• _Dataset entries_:
+++
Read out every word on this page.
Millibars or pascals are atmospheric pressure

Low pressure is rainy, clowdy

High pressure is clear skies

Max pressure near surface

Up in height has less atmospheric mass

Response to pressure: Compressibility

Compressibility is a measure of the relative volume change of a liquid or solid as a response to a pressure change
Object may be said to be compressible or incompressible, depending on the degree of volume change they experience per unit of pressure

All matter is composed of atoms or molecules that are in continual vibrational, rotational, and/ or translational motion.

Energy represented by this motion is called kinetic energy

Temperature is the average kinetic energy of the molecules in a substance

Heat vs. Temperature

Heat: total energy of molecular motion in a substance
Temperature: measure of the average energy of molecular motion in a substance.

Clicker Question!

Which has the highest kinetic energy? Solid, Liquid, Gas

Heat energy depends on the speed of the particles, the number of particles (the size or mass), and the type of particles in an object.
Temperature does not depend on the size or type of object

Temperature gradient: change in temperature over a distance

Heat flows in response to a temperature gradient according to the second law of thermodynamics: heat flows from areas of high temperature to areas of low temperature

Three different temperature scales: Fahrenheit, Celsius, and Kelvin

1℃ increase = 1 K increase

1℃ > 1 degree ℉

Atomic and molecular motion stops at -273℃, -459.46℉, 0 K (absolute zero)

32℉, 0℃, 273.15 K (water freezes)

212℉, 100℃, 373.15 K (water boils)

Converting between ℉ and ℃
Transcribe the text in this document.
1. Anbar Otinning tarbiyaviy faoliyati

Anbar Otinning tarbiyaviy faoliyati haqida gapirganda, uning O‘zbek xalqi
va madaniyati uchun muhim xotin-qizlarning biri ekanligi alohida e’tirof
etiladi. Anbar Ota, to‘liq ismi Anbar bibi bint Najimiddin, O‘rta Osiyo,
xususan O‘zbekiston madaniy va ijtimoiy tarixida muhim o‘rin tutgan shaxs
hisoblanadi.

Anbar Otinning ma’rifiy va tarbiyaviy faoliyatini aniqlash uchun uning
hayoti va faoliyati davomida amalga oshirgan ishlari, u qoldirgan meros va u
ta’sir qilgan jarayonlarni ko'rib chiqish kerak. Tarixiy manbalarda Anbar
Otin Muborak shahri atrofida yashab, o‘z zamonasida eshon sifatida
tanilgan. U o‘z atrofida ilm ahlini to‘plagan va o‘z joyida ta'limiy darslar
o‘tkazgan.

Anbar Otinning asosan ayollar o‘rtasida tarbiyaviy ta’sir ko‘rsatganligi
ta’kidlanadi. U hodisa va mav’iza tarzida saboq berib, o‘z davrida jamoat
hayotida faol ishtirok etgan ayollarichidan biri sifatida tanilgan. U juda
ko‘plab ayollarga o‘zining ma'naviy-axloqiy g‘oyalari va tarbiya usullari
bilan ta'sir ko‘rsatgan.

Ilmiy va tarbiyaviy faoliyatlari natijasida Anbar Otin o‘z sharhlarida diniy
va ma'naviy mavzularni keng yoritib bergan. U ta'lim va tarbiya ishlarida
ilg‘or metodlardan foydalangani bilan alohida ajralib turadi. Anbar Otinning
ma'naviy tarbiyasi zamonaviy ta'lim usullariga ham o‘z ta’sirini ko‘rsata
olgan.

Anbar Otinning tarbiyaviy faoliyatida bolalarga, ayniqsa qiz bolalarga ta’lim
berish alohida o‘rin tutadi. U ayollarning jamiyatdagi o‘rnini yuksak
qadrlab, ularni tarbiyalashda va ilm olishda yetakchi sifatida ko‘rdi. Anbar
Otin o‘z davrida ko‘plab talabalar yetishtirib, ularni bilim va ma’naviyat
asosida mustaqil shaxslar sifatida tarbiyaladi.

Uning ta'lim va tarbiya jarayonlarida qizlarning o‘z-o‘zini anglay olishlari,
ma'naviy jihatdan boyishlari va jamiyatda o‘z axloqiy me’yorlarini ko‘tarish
+++
• _Problem statement_:
Find how many lines in the listing contain the word "mass" and give that count alone.

• _Written solution_:
2